▶ [What is needed] Copy down every line where the string "title" shows up.

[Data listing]

.....

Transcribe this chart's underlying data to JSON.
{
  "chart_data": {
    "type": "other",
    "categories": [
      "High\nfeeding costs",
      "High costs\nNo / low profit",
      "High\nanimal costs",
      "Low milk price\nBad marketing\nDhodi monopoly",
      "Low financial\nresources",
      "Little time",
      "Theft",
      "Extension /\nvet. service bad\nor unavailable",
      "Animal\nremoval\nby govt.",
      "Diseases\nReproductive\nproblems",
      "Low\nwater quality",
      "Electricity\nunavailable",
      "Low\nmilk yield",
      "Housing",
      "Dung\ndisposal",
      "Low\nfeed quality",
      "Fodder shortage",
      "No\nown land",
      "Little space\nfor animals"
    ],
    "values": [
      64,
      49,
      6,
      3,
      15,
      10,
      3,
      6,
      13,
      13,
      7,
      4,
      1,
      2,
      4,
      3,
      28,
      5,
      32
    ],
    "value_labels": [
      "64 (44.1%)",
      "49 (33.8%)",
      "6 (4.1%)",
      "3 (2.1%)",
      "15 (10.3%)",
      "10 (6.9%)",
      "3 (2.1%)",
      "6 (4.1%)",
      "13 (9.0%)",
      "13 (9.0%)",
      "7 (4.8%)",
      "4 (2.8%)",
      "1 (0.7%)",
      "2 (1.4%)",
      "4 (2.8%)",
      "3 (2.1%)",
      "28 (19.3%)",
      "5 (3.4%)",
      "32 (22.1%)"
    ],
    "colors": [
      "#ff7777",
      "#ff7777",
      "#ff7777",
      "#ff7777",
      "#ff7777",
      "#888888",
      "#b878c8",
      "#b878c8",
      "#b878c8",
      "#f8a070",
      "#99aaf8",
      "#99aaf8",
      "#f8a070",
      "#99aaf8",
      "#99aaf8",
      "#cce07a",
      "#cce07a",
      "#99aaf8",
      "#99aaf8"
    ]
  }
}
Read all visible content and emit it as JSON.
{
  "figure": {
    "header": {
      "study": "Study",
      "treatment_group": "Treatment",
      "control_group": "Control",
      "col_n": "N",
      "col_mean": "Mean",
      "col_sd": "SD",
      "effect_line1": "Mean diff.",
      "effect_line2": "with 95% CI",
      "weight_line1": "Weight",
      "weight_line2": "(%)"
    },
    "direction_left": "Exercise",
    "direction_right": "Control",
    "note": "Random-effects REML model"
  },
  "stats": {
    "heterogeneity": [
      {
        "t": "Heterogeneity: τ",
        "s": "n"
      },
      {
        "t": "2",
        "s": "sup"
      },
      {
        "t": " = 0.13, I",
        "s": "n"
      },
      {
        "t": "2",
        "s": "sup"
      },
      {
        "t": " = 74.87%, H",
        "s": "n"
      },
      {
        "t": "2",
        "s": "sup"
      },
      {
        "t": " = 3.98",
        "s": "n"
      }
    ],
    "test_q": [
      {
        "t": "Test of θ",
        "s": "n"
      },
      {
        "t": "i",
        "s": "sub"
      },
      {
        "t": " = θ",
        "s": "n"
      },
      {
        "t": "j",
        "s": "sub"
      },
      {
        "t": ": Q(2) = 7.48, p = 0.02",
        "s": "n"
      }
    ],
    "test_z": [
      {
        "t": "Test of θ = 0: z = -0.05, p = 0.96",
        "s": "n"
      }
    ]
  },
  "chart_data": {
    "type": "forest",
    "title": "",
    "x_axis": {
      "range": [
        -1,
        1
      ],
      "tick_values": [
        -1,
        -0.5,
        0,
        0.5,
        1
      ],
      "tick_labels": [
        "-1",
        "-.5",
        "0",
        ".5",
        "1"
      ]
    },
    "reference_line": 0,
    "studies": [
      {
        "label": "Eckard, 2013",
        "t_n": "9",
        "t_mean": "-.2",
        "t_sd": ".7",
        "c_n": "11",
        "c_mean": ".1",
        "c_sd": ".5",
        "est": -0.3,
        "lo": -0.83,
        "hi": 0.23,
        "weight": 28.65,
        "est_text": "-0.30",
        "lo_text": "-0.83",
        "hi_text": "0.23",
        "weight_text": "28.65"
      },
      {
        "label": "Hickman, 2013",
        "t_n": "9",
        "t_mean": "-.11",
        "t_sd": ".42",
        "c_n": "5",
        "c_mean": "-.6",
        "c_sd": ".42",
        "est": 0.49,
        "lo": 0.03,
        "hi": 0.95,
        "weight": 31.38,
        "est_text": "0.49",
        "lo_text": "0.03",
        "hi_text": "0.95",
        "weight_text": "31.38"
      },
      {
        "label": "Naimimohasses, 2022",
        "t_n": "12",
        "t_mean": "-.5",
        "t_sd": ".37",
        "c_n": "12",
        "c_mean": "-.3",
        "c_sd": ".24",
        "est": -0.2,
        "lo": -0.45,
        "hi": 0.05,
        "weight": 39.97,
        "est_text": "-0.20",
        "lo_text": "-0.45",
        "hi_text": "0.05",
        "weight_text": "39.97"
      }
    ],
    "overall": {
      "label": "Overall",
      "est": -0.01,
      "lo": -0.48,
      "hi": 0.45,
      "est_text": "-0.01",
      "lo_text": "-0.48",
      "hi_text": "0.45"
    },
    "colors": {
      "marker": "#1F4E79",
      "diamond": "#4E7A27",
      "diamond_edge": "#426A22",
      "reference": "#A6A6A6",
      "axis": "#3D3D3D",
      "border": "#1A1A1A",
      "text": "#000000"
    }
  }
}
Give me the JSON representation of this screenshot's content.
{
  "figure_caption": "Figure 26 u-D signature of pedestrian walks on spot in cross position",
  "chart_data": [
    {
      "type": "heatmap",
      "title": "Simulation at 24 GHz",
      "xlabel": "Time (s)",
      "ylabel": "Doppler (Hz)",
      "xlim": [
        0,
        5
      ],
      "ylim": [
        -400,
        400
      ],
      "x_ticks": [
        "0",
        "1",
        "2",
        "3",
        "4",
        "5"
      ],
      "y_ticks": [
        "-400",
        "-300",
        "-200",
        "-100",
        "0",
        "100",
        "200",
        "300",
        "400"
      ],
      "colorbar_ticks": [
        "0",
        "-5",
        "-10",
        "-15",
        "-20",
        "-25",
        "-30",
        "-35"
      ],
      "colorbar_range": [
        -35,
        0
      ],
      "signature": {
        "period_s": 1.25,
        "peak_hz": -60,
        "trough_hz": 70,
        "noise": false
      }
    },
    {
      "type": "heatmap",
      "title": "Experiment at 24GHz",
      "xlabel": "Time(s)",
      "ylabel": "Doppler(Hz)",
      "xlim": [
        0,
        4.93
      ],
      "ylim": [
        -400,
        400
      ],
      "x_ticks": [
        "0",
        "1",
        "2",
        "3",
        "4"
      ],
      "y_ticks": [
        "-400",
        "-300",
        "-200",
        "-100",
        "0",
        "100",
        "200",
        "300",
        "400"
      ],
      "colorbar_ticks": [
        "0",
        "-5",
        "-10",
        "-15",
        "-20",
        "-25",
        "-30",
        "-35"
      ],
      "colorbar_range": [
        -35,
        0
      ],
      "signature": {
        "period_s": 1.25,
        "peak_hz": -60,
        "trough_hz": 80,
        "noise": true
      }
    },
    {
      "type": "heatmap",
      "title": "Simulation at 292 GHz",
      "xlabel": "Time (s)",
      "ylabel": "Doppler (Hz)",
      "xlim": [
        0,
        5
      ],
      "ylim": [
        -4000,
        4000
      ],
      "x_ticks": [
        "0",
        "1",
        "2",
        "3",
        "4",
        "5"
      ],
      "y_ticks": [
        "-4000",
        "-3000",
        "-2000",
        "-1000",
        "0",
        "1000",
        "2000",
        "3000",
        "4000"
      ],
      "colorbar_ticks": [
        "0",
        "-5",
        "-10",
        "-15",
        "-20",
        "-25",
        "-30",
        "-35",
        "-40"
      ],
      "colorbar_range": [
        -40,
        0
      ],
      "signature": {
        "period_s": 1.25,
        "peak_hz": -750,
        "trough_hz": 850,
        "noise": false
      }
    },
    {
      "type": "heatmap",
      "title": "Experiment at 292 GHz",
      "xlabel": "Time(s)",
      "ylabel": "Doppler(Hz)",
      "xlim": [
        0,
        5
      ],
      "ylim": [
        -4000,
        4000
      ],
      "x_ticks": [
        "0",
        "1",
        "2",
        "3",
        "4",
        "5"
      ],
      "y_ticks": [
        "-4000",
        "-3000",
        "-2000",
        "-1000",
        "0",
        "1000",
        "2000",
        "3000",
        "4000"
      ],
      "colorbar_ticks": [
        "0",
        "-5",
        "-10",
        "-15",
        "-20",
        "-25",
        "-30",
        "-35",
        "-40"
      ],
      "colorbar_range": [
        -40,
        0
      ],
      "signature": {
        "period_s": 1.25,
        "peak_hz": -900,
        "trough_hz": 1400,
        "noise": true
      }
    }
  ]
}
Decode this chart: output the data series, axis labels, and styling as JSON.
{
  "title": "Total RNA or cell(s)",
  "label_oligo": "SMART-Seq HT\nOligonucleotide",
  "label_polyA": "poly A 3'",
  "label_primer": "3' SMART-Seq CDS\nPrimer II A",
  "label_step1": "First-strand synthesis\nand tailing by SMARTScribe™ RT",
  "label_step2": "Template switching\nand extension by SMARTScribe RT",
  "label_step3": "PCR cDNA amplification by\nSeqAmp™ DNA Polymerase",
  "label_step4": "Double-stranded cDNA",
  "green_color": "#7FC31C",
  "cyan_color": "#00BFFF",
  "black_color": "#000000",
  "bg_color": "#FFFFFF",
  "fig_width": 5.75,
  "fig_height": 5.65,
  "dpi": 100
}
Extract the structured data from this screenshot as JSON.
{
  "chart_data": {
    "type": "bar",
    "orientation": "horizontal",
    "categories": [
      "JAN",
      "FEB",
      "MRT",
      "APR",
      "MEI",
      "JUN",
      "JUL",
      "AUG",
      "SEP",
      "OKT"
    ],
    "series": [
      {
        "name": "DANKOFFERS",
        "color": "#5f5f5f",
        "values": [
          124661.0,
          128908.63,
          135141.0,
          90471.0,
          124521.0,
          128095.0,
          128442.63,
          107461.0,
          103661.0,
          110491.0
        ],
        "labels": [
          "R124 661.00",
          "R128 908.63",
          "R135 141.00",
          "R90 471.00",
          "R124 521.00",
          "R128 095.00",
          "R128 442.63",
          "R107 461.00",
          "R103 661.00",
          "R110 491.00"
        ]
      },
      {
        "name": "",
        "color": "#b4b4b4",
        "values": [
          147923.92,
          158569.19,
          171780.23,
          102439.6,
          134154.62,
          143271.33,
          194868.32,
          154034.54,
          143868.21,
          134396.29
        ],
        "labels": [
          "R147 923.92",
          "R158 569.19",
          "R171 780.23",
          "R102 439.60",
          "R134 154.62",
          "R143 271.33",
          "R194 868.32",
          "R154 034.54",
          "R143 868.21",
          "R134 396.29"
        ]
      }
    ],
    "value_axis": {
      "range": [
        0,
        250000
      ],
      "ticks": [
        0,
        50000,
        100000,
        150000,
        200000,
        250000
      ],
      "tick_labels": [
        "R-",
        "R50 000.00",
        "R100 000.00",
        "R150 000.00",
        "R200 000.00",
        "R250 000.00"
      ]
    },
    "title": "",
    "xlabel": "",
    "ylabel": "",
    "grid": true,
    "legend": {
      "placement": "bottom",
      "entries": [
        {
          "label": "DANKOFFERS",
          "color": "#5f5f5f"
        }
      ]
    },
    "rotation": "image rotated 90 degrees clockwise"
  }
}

.....

▶ [Solution for this problem]
    "title": "",
      "title": "Simulation at 24 GHz",
      "title": "Experiment at 24GHz",
      "title": "Simulation at 292 GHz",
      "title": "Experiment at 292 GHz",
  "title": "Total RNA or cell(s)",
    "title": "",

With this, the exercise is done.